Supplied material
☆ ☆ ☆ ☆ ☆
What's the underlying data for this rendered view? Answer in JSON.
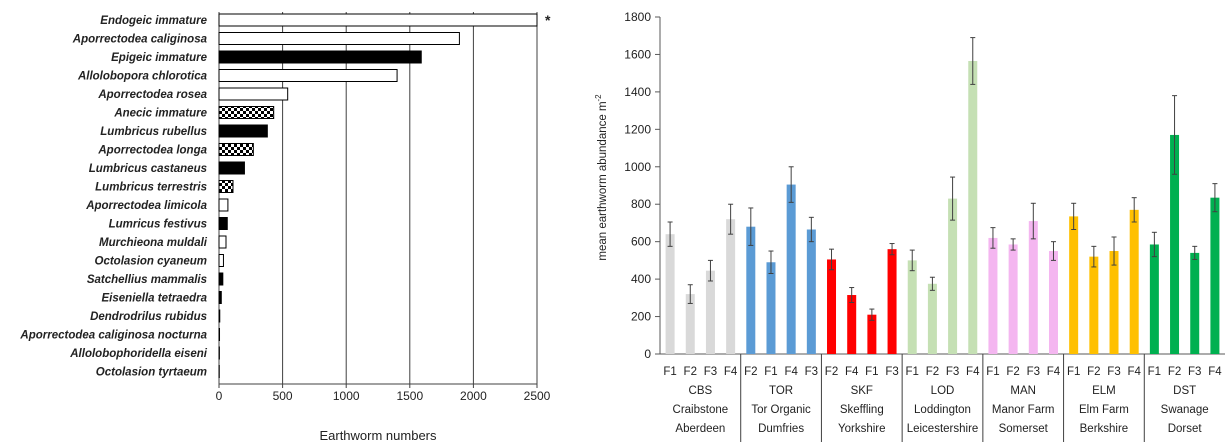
{
  "chart_data": [
    {
      "type": "bar",
      "orientation": "horizontal",
      "categories": [
        "Endogeic immature",
        "Aporrectodea caliginosa",
        "Epigeic immature",
        "Allolobopora chlorotica",
        "Aporrectodea rosea",
        "Anecic immature",
        "Lumbricus rubellus",
        "Aporrectodea longa",
        "Lumbricus castaneus",
        "Lumbricus terrestris",
        "Aporrectodea limicola",
        "Lumricus festivus",
        "Murchieona muldali",
        "Octolasion cyaneum",
        "Satchellius mammalis",
        "Eiseniella tetraedra",
        "Dendrodrilus rubidus",
        "Aporrectodea caliginosa nocturna",
        "Allolobophoridella eiseni",
        "Octolasion tyrtaeum"
      ],
      "values": [
        2500,
        1890,
        1590,
        1400,
        540,
        430,
        380,
        270,
        200,
        110,
        70,
        65,
        55,
        35,
        30,
        18,
        6,
        4,
        3,
        2
      ],
      "styles": [
        "white",
        "white",
        "black",
        "white",
        "white",
        "checker",
        "black",
        "checker",
        "black",
        "checker",
        "white",
        "black",
        "white",
        "white",
        "black",
        "black",
        "white",
        "white",
        "white",
        "white"
      ],
      "xlabel": "Earthworm numbers",
      "xlim": [
        0,
        2500
      ],
      "xticks": [
        "0",
        "500",
        "1000",
        "1500",
        "2000",
        "2500"
      ],
      "annotation": "*",
      "grid": "vertical"
    },
    {
      "type": "bar",
      "ylabel": "mean earthworm  abundance  m",
      "ylabel_superscript": "-2",
      "ylim": [
        0,
        1800
      ],
      "yticks": [
        "0",
        "200",
        "400",
        "600",
        "800",
        "1000",
        "1200",
        "1400",
        "1600",
        "1800"
      ],
      "groups": [
        {
          "code": "CBS",
          "name": "Craibstone",
          "region": "Aberdeen",
          "color": "#d9d9d9",
          "fields": [
            "F1",
            "F2",
            "F3",
            "F4"
          ],
          "values": [
            640,
            320,
            445,
            720
          ],
          "errors": [
            65,
            50,
            55,
            80
          ]
        },
        {
          "code": "TOR",
          "name": "Tor Organic",
          "region": "Dumfries",
          "color": "#5b9bd5",
          "fields": [
            "F2",
            "F1",
            "F4",
            "F3"
          ],
          "values": [
            680,
            490,
            905,
            665
          ],
          "errors": [
            100,
            60,
            95,
            65
          ]
        },
        {
          "code": "SKF",
          "name": "Skeffling",
          "region": "Yorkshire",
          "color": "#ff0000",
          "fields": [
            "F2",
            "F4",
            "F1",
            "F3"
          ],
          "values": [
            505,
            315,
            210,
            560
          ],
          "errors": [
            55,
            40,
            30,
            30
          ]
        },
        {
          "code": "LOD",
          "name": "Loddington",
          "region": "Leicestershire",
          "color": "#c5e0b4",
          "fields": [
            "F1",
            "F2",
            "F3",
            "F4"
          ],
          "values": [
            500,
            375,
            830,
            1565
          ],
          "errors": [
            55,
            35,
            115,
            125
          ]
        },
        {
          "code": "MAN",
          "name": "Manor Farm",
          "region": "Somerset",
          "color": "#f4b6f0",
          "fields": [
            "F1",
            "F2",
            "F3",
            "F4"
          ],
          "values": [
            620,
            585,
            710,
            550
          ],
          "errors": [
            55,
            30,
            95,
            50
          ]
        },
        {
          "code": "ELM",
          "name": "Elm Farm",
          "region": "Berkshire",
          "color": "#ffc000",
          "fields": [
            "F1",
            "F2",
            "F3",
            "F4"
          ],
          "values": [
            735,
            520,
            550,
            770
          ],
          "errors": [
            70,
            55,
            75,
            65
          ]
        },
        {
          "code": "DST",
          "name": "Swanage",
          "region": "Dorset",
          "color": "#00b050",
          "fields": [
            "F1",
            "F2",
            "F3",
            "F4"
          ],
          "values": [
            585,
            1170,
            540,
            835
          ],
          "errors": [
            65,
            210,
            35,
            75
          ]
        }
      ]
    }
  ]
}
☆ ☆ ☆ ☆ ☆
What the task requires
State how many lines in the records above contain the word "color", giving only the number.

Reply to the task
7